• **SET TASK**
All of the data below should be written out exactly.

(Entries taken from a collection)
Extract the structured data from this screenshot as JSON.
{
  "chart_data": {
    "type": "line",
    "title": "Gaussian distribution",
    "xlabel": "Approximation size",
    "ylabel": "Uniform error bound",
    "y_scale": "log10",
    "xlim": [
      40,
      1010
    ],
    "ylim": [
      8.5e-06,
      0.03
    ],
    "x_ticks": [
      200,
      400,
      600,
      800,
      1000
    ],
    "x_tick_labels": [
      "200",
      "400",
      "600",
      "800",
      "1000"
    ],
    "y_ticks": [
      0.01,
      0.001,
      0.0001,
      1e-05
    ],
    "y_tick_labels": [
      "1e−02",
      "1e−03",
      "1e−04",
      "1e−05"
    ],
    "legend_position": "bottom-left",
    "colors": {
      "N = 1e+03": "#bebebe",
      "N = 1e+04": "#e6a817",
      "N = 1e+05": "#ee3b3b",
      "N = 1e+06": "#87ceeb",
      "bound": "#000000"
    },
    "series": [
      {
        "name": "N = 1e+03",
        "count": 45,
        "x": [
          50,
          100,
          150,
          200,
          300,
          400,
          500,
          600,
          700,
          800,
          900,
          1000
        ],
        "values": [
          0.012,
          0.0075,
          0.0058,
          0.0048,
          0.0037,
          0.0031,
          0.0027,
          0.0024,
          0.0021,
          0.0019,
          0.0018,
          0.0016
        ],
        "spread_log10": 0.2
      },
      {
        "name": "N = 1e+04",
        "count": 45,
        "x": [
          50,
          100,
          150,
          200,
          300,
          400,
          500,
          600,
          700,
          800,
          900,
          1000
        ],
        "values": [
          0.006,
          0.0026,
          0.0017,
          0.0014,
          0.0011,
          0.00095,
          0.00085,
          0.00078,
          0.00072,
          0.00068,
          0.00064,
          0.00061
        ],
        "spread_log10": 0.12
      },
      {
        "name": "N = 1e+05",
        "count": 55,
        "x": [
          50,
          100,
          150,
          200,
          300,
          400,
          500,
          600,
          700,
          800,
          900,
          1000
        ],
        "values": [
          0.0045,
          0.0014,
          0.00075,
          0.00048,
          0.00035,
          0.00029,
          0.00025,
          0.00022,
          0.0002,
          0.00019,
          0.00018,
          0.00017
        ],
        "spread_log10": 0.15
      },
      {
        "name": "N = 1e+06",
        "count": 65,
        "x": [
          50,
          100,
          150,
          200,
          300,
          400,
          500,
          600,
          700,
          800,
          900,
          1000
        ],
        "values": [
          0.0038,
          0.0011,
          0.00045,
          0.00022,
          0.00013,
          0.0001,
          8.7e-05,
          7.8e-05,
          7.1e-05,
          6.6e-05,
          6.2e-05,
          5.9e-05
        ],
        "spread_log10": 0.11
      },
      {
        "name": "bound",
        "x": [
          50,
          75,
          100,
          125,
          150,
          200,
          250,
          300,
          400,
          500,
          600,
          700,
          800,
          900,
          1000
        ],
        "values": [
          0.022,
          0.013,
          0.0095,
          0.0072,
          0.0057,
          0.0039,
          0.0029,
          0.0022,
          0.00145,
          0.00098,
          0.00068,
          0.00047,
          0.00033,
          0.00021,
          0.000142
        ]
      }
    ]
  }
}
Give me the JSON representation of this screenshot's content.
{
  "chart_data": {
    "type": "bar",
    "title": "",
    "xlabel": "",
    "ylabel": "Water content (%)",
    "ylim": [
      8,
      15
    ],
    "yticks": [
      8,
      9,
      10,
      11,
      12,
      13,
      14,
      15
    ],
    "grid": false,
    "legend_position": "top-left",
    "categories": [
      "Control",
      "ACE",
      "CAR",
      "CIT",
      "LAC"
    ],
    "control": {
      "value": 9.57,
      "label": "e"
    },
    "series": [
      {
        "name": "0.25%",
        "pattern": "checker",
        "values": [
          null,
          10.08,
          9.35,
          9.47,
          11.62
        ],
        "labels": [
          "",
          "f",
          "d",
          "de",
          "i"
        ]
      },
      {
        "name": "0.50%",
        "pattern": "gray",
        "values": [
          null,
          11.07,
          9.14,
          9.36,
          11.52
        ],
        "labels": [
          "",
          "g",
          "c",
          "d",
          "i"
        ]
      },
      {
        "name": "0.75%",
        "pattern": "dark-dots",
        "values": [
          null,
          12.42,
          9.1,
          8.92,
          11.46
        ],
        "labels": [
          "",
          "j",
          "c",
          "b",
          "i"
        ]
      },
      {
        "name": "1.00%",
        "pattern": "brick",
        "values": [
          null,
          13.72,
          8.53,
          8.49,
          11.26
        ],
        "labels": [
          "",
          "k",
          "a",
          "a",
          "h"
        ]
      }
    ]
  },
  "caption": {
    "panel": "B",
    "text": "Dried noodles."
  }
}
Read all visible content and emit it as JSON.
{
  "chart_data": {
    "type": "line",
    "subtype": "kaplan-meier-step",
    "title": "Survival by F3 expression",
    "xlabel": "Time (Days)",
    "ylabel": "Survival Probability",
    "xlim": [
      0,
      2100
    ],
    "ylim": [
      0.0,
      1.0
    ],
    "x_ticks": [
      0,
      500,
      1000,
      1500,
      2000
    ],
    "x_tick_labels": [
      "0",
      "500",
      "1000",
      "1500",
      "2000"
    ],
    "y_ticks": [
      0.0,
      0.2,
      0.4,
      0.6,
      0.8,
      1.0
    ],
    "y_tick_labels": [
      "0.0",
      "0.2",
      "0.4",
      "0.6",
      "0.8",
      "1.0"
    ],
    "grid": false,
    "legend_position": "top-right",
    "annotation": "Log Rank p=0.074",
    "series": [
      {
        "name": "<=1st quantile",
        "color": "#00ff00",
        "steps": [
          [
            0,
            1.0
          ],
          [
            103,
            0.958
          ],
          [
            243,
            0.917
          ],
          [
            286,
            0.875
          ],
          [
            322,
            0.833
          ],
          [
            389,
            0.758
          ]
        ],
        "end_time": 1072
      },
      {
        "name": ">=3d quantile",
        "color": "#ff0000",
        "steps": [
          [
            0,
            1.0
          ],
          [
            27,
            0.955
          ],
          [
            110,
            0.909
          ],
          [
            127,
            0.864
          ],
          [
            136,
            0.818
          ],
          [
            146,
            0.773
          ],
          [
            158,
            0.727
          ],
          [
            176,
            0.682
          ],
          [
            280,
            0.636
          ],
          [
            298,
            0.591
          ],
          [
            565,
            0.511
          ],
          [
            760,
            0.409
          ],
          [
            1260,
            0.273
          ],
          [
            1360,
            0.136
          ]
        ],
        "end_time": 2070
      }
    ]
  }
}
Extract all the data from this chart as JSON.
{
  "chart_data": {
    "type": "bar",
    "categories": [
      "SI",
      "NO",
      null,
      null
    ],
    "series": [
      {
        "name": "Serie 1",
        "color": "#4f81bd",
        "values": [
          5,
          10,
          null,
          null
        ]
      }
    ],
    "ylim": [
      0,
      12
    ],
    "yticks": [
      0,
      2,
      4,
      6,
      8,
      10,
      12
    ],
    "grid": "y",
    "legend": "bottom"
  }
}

• **REPLY TO THE TASK**
Extract the structured data from this screenshot as JSON.
{
  "chart_data": {
    "type": "line",
    "title": "Gaussian distribution",
    "xlabel": "Approximation size",
    "ylabel": "Uniform error bound",
    "y_scale": "log10",
    "xlim": [
      40,
      1010
    ],
    "ylim": [
      8.5e-06,
      0.03
    ],
    "x_ticks": [
      200,
      400,
      600,
      800,
      1000
    ],
    "x_tick_labels": [
      "200",
      "400",
      "600",
      "800",
      "1000"
    ],
    "y_ticks": [
      0.01,
      0.001,
      0.0001,
      1e-05
    ],
    "y_tick_labels": [
      "1e−02",
      "1e−03",
      "1e−04",
      "1e−05"
    ],
    "legend_position": "bottom-left",
    "colors": {
      "N = 1e+03": "#bebebe",
      "N = 1e+04": "#e6a817",
      "N = 1e+05": "#ee3b3b",
      "N = 1e+06": "#87ceeb",
      "bound": "#000000"
    },
    "series": [
      {
        "name": "N = 1e+03",
        "count": 45,
        "x": [
          50,
          100,
          150,
          200,
          300,
          400,
          500,
          600,
          700,
          800,
          900,
          1000
        ],
        "values": [
          0.012,
          0.0075,
          0.0058,
          0.0048,
          0.0037,
          0.0031,
          0.0027,
          0.0024,
          0.0021,
          0.0019,
          0.0018,
          0.0016
        ],
        "spread_log10": 0.2
      },
      {
        "name": "N = 1e+04",
        "count": 45,
        "x": [
          50,
          100,
          150,
          200,
          300,
          400,
          500,
          600,
          700,
          800,
          900,
          1000
        ],
        "values": [
          0.006,
          0.0026,
          0.0017,
          0.0014,
          0.0011,
          0.00095,
          0.00085,
          0.00078,
          0.00072,
          0.00068,
          0.00064,
          0.00061
        ],
        "spread_log10": 0.12
      },
      {
        "name": "N = 1e+05",
        "count": 55,
        "x": [
          50,
          100,
          150,
          200,
          300,
          400,
          500,
          600,
          700,
          800,
          900,
          1000
        ],
        "values": [
          0.0045,
          0.0014,
          0.00075,
          0.00048,
          0.00035,
          0.00029,
          0.00025,
          0.00022,
          0.0002,
          0.00019,
          0.00018,
          0.00017
        ],
        "spread_log10": 0.15
      },
      {
        "name": "N = 1e+06",
        "count": 65,
        "x": [
          50,
          100,
          150,
          200,
          300,
          400,
          500,
          600,
          700,
          800,
          900,
          1000
        ],
        "values": [
          0.0038,
          0.0011,
          0.00045,
          0.00022,
          0.00013,
          0.0001,
          8.7e-05,
          7.8e-05,
          7.1e-05,
          6.6e-05,
          6.2e-05,
          5.9e-05
        ],
        "spread_log10": 0.11
      },
      {
        "name": "bound",
        "x": [
          50,
          75,
          100,
          125,
          150,
          200,
          250,
          300,
          400,
          500,
          600,
          700,
          800,
          900,
          1000
        ],
        "values": [
          0.022,
          0.013,
          0.0095,
          0.0072,
          0.0057,
          0.0039,
          0.0029,
          0.0022,
          0.00145,
          0.00098,
          0.00068,
          0.00047,
          0.00033,
          0.00021,
          0.000142
        ]
      }
    ]
  }
}
Give me the JSON representation of this screenshot's content.
{
  "chart_data": {
    "type": "bar",
    "title": "",
    "xlabel": "",
    "ylabel": "Water content (%)",
    "ylim": [
      8,
      15
    ],
    "yticks": [
      8,
      9,
      10,
      11,
      12,
      13,
      14,
      15
    ],
    "grid": false,
    "legend_position": "top-left",
    "categories": [
      "Control",
      "ACE",
      "CAR",
      "CIT",
      "LAC"
    ],
    "control": {
      "value": 9.57,
      "label": "e"
    },
    "series": [
      {
        "name": "0.25%",
        "pattern": "checker",
        "values": [
          null,
          10.08,
          9.35,
          9.47,
          11.62
        ],
        "labels": [
          "",
          "f",
          "d",
          "de",
          "i"
        ]
      },
      {
        "name": "0.50%",
        "pattern": "gray",
        "values": [
          null,
          11.07,
          9.14,
          9.36,
          11.52
        ],
        "labels": [
          "",
          "g",
          "c",
          "d",
          "i"
        ]
      },
      {
        "name": "0.75%",
        "pattern": "dark-dots",
        "values": [
          null,
          12.42,
          9.1,
          8.92,
          11.46
        ],
        "labels": [
          "",
          "j",
          "c",
          "b",
          "i"
        ]
      },
      {
        "name": "1.00%",
        "pattern": "brick",
        "values": [
          null,
          13.72,
          8.53,
          8.49,
          11.26
        ],
        "labels": [
          "",
          "k",
          "a",
          "a",
          "h"
        ]
      }
    ]
  },
  "caption": {
    "panel": "B",
    "text": "Dried noodles."
  }
}
Read all visible content and emit it as JSON.
{
  "chart_data": {
    "type": "line",
    "subtype": "kaplan-meier-step",
    "title": "Survival by F3 expression",
    "xlabel": "Time (Days)",
    "ylabel": "Survival Probability",
    "xlim": [
      0,
      2100
    ],
    "ylim": [
      0.0,
      1.0
    ],
    "x_ticks": [
      0,
      500,
      1000,
      1500,
      2000
    ],
    "x_tick_labels": [
      "0",
      "500",
      "1000",
      "1500",
      "2000"
    ],
    "y_ticks": [
      0.0,
      0.2,
      0.4,
      0.6,
      0.8,
      1.0
    ],
    "y_tick_labels": [
      "0.0",
      "0.2",
      "0.4",
      "0.6",
      "0.8",
      "1.0"
    ],
    "grid": false,
    "legend_position": "top-right",
    "annotation": "Log Rank p=0.074",
    "series": [
      {
        "name": "<=1st quantile",
        "color": "#00ff00",
        "steps": [
          [
            0,
            1.0
          ],
          [
            103,
            0.958
          ],
          [
            243,
            0.917
          ],
          [
            286,
            0.875
          ],
          [
            322,
            0.833
          ],
          [
            389,
            0.758
          ]
        ],
        "end_time": 1072
      },
      {
        "name": ">=3d quantile",
        "color": "#ff0000",
        "steps": [
          [
            0,
            1.0
          ],
          [
            27,
            0.955
          ],
          [
            110,
            0.909
          ],
          [
            127,
            0.864
          ],
          [
            136,
            0.818
          ],
          [
            146,
            0.773
          ],
          [
            158,
            0.727
          ],
          [
            176,
            0.682
          ],
          [
            280,
            0.636
          ],
          [
            298,
            0.591
          ],
          [
            565,
            0.511
          ],
          [
            760,
            0.409
          ],
          [
            1260,
            0.273
          ],
          [
            1360,
            0.136
          ]
        ],
        "end_time": 2070
      }
    ]
  }
}
Extract all the data from this chart as JSON.
{
  "chart_data": {
    "type": "bar",
    "categories": [
      "SI",
      "NO",
      null,
      null
    ],
    "series": [
      {
        "name": "Serie 1",
        "color": "#4f81bd",
        "values": [
          5,
          10,
          null,
          null
        ]
      }
    ],
    "ylim": [
      0,
      12
    ],
    "yticks": [
      0,
      2,
      4,
      6,
      8,
      10,
      12
    ],
    "grid": "y",
    "legend": "bottom"
  }
}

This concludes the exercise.